Reproduce every line of the material below word for word, and leave the pictures out of your answer.

Data entries:
☆ ☆ ☆ ☆

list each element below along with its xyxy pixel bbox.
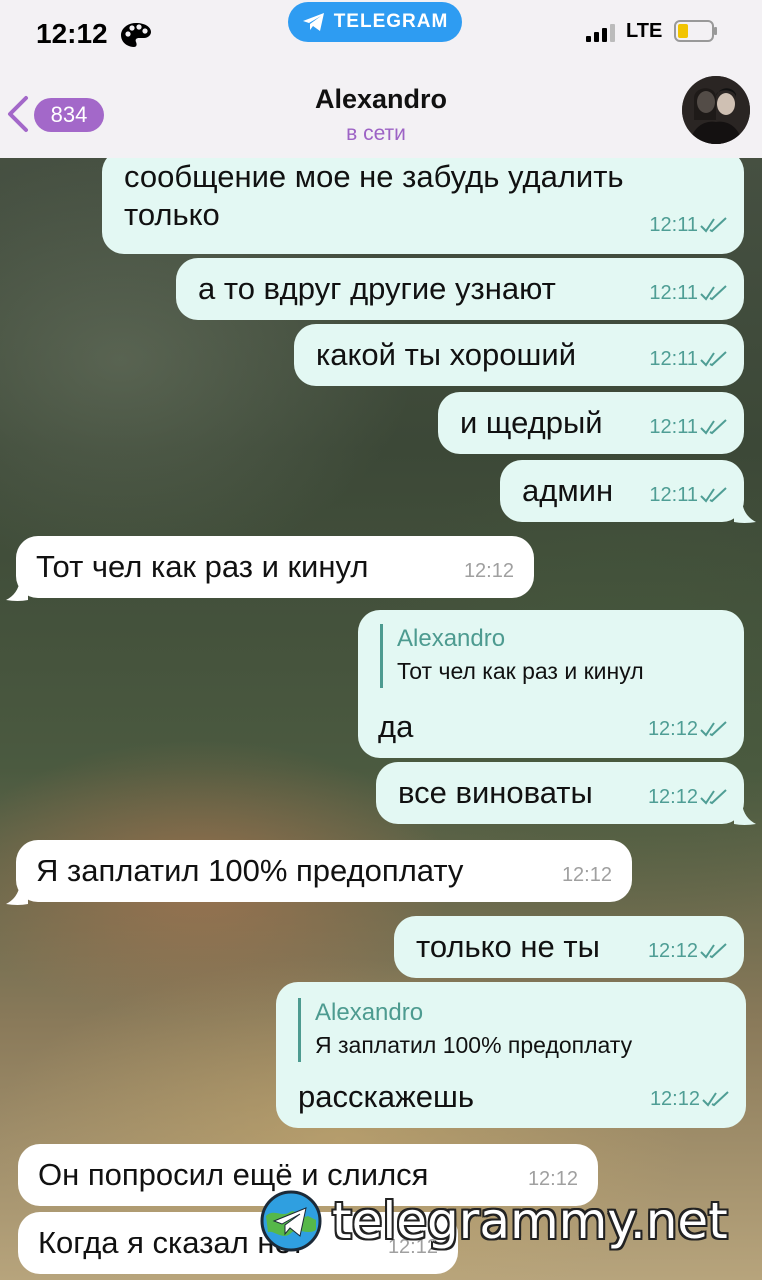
incoming-message[interactable]: Тот чел как раз и кинул 12:12 xyxy=(16,536,534,598)
message-text: а то вдруг другие узнают xyxy=(198,271,556,306)
double-check-icon xyxy=(700,285,727,301)
reply-author: Alexandro xyxy=(397,625,506,652)
outgoing-message[interactable]: какой ты хороший 12:11 xyxy=(294,324,744,386)
message-text: расскажешь xyxy=(298,1079,474,1114)
message-text: админ xyxy=(522,473,614,508)
telegram-icon xyxy=(302,13,324,31)
double-check-icon xyxy=(700,789,727,805)
message-time: 12:11 xyxy=(649,484,698,506)
bubble-tail xyxy=(6,580,28,601)
palette-icon xyxy=(121,23,151,47)
message-text: какой ты хороший xyxy=(316,337,577,372)
app-pill-label: TELEGRAM xyxy=(333,11,449,32)
reply-quote[interactable]: Alexandro Я заплатил 100% предоплату xyxy=(298,998,632,1062)
message-time: 12:12 xyxy=(647,786,698,808)
outgoing-message[interactable]: сообщение мое не забудь удалить только 1… xyxy=(102,158,744,254)
message-text: только не ты xyxy=(416,929,600,964)
avatar-image xyxy=(682,76,750,144)
status-time: 12:12 xyxy=(36,18,108,49)
status-bar: 12:12 TELEGRAM LTE xyxy=(0,0,762,66)
bubble-tail xyxy=(734,804,756,825)
outgoing-reply-message[interactable]: Alexandro Тот чел как раз и кинул да 12:… xyxy=(358,610,744,758)
message-text: Тот чел как раз и кинул xyxy=(36,549,369,584)
chat-title[interactable]: Alexandro xyxy=(0,84,762,115)
presence-status: в сети xyxy=(346,122,406,145)
avatar[interactable] xyxy=(682,76,750,144)
message-text: Я заплатил 100% предоплату xyxy=(36,853,464,888)
double-check-icon xyxy=(700,721,727,737)
network-type: LTE xyxy=(626,20,663,42)
telegram-globe-logo-icon xyxy=(260,1190,322,1252)
reply-text: Я заплатил 100% предоплату xyxy=(315,1032,633,1058)
double-check-icon xyxy=(700,351,727,367)
message-text: и щедрый xyxy=(460,405,603,440)
double-check-icon xyxy=(700,487,727,503)
double-check-icon xyxy=(702,1091,729,1107)
message-time: 12:12 xyxy=(463,560,514,582)
chat-header: 834 Alexandro в сети xyxy=(0,66,762,158)
reply-author: Alexandro xyxy=(315,999,424,1026)
reply-quote[interactable]: Alexandro Тот чел как раз и кинул xyxy=(380,624,644,688)
message-time: 12:11 xyxy=(649,214,698,236)
watermark: telegrammy.net xyxy=(260,1186,728,1256)
watermark-text: telegrammy.net xyxy=(332,1192,728,1250)
signal-icon xyxy=(586,24,615,42)
reply-text: Тот чел как раз и кинул xyxy=(397,658,644,684)
message-list[interactable]: сообщение мое не забудь удалить только 1… xyxy=(0,158,762,1280)
outgoing-reply-message[interactable]: Alexandro Я заплатил 100% предоплату рас… xyxy=(276,982,746,1128)
bubble-tail xyxy=(6,884,28,905)
message-text: все виноваты xyxy=(398,775,593,810)
message-time: 12:12 xyxy=(649,1088,700,1110)
message-text-line: сообщение мое не забудь удалить xyxy=(124,159,624,194)
double-check-icon xyxy=(700,419,727,435)
message-time: 12:11 xyxy=(649,416,698,438)
message-time: 12:12 xyxy=(647,718,698,740)
message-text-line: только xyxy=(124,197,220,232)
outgoing-message[interactable]: все виноваты 12:12 xyxy=(376,762,744,824)
outgoing-message[interactable]: а то вдруг другие узнают 12:11 xyxy=(176,258,744,320)
incoming-message[interactable]: Я заплатил 100% предоплату 12:12 xyxy=(16,840,632,902)
outgoing-message[interactable]: админ 12:11 xyxy=(500,460,744,522)
message-time: 12:11 xyxy=(649,282,698,304)
telegram-app-pill[interactable]: TELEGRAM xyxy=(288,2,462,42)
double-check-icon xyxy=(700,943,727,959)
message-time: 12:12 xyxy=(561,864,612,886)
message-time: 12:12 xyxy=(647,940,698,962)
outgoing-message[interactable]: только не ты 12:12 xyxy=(394,916,744,978)
outgoing-message[interactable]: и щедрый 12:11 xyxy=(438,392,744,454)
battery-icon xyxy=(674,20,717,42)
double-check-icon xyxy=(700,217,727,233)
bubble-tail xyxy=(734,502,756,523)
message-time: 12:11 xyxy=(649,348,698,370)
message-text: да xyxy=(378,709,414,744)
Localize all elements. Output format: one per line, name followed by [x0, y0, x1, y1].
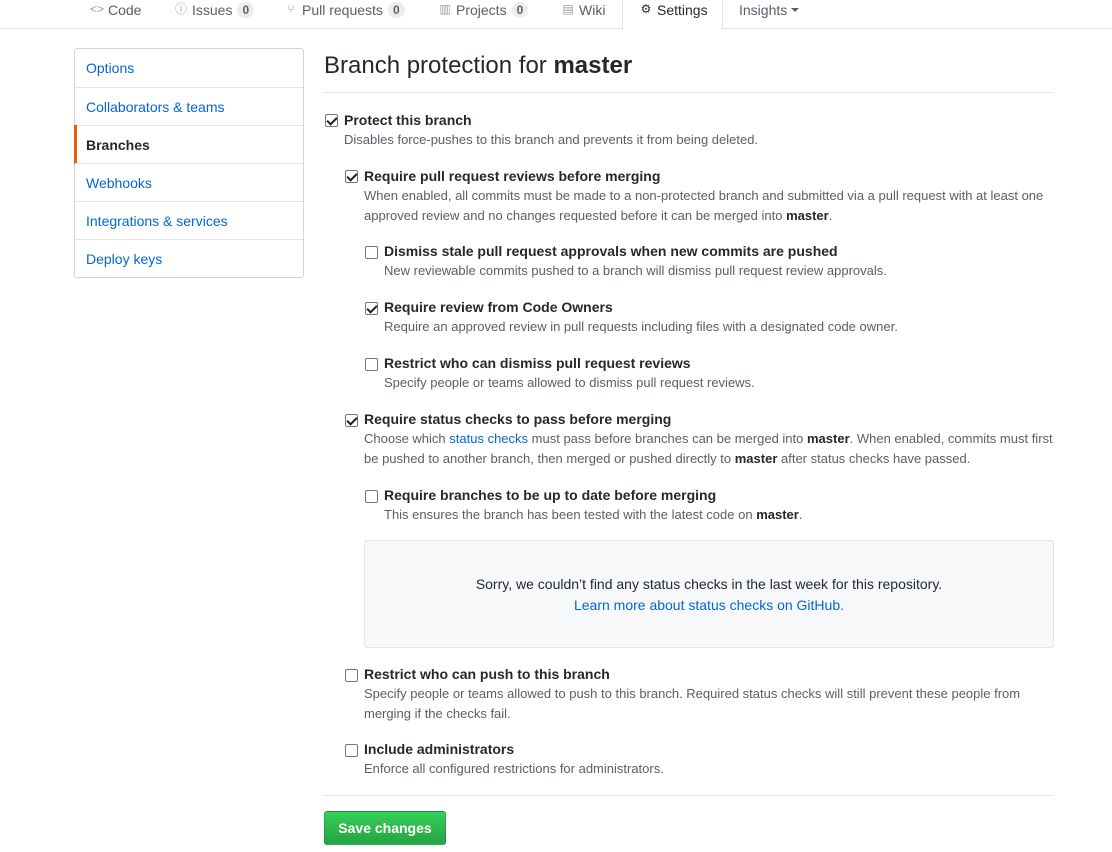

☆ ☆ ☆ ☆

Task output.
list each element below along with its xyxy pixel bbox.
incoming-message[interactable]: Тот чел как раз и кинул 12:12 xyxy=(16,536,534,598)
message-text: а то вдруг другие узнают xyxy=(198,271,556,306)
double-check-icon xyxy=(700,285,727,301)
reply-author: Alexandro xyxy=(397,625,506,652)
outgoing-message[interactable]: какой ты хороший 12:11 xyxy=(294,324,744,386)
message-text: расскажешь xyxy=(298,1079,474,1114)
message-text: админ xyxy=(522,473,614,508)
telegram-icon xyxy=(302,13,324,31)
double-check-icon xyxy=(700,789,727,805)
message-time: 12:11 xyxy=(649,484,698,506)
bubble-tail xyxy=(6,580,28,601)
palette-icon xyxy=(121,23,151,47)
message-text: какой ты хороший xyxy=(316,337,577,372)
app-pill-label: TELEGRAM xyxy=(333,11,449,32)
reply-quote[interactable]: Alexandro Я заплатил 100% предоплату xyxy=(298,998,632,1062)
message-time: 12:12 xyxy=(647,786,698,808)
outgoing-message[interactable]: сообщение мое не забудь удалить только 1… xyxy=(102,158,744,254)
message-text: только не ты xyxy=(416,929,600,964)
avatar-image xyxy=(682,76,750,144)
status-time: 12:12 xyxy=(36,18,108,49)
status-bar: 12:12 TELEGRAM LTE xyxy=(0,0,762,66)
bubble-tail xyxy=(734,804,756,825)
outgoing-reply-message[interactable]: Alexandro Тот чел как раз и кинул да 12:… xyxy=(358,610,744,758)
message-text: Тот чел как раз и кинул xyxy=(36,549,369,584)
chat-title[interactable]: Alexandro xyxy=(0,84,762,115)
presence-status: в сети xyxy=(346,122,406,145)
avatar[interactable] xyxy=(682,76,750,144)
message-text: Я заплатил 100% предоплату xyxy=(36,853,464,888)
double-check-icon xyxy=(700,721,727,737)
network-type: LTE xyxy=(626,20,663,42)
telegram-globe-logo-icon xyxy=(260,1190,322,1252)
reply-text: Я заплатил 100% предоплату xyxy=(315,1032,633,1058)
double-check-icon xyxy=(700,351,727,367)
message-text: и щедрый xyxy=(460,405,603,440)
double-check-icon xyxy=(700,487,727,503)
double-check-icon xyxy=(702,1091,729,1107)
message-time: 12:12 xyxy=(463,560,514,582)
chat-header: 834 Alexandro в сети xyxy=(0,66,762,158)
reply-author: Alexandro xyxy=(315,999,424,1026)
reply-quote[interactable]: Alexandro Тот чел как раз и кинул xyxy=(380,624,644,688)
message-time: 12:11 xyxy=(649,214,698,236)
watermark: telegrammy.net xyxy=(260,1186,728,1256)
watermark-text: telegrammy.net xyxy=(332,1192,728,1250)
signal-icon xyxy=(586,24,615,42)
reply-text: Тот чел как раз и кинул xyxy=(397,658,644,684)
message-list[interactable]: сообщение мое не забудь удалить только 1… xyxy=(0,158,762,1280)
outgoing-reply-message[interactable]: Alexandro Я заплатил 100% предоплату рас… xyxy=(276,982,746,1128)
bubble-tail xyxy=(6,884,28,905)
message-text: все виноваты xyxy=(398,775,593,810)
message-time: 12:12 xyxy=(649,1088,700,1110)
message-text-line: сообщение мое не забудь удалить xyxy=(124,159,624,194)
double-check-icon xyxy=(700,419,727,435)
message-time: 12:11 xyxy=(649,416,698,438)
message-time: 12:12 xyxy=(647,718,698,740)
message-text-line: только xyxy=(124,197,220,232)
outgoing-message[interactable]: все виноваты 12:12 xyxy=(376,762,744,824)
outgoing-message[interactable]: а то вдруг другие узнают 12:11 xyxy=(176,258,744,320)
incoming-message[interactable]: Я заплатил 100% предоплату 12:12 xyxy=(16,840,632,902)
outgoing-message[interactable]: админ 12:11 xyxy=(500,460,744,522)
message-time: 12:11 xyxy=(649,282,698,304)
telegram-app-pill[interactable]: TELEGRAM xyxy=(288,2,462,42)
double-check-icon xyxy=(700,943,727,959)
message-time: 12:12 xyxy=(561,864,612,886)
message-time: 12:12 xyxy=(647,940,698,962)
outgoing-message[interactable]: только не ты 12:12 xyxy=(394,916,744,978)
outgoing-message[interactable]: и щедрый 12:11 xyxy=(438,392,744,454)
battery-icon xyxy=(674,20,717,42)
double-check-icon xyxy=(700,217,727,233)
bubble-tail xyxy=(734,502,756,523)
message-time: 12:11 xyxy=(649,348,698,370)
message-text: да xyxy=(378,709,414,744)
Localize all elements. Output format: one per line, name followed by [x0, y0, x1, y1].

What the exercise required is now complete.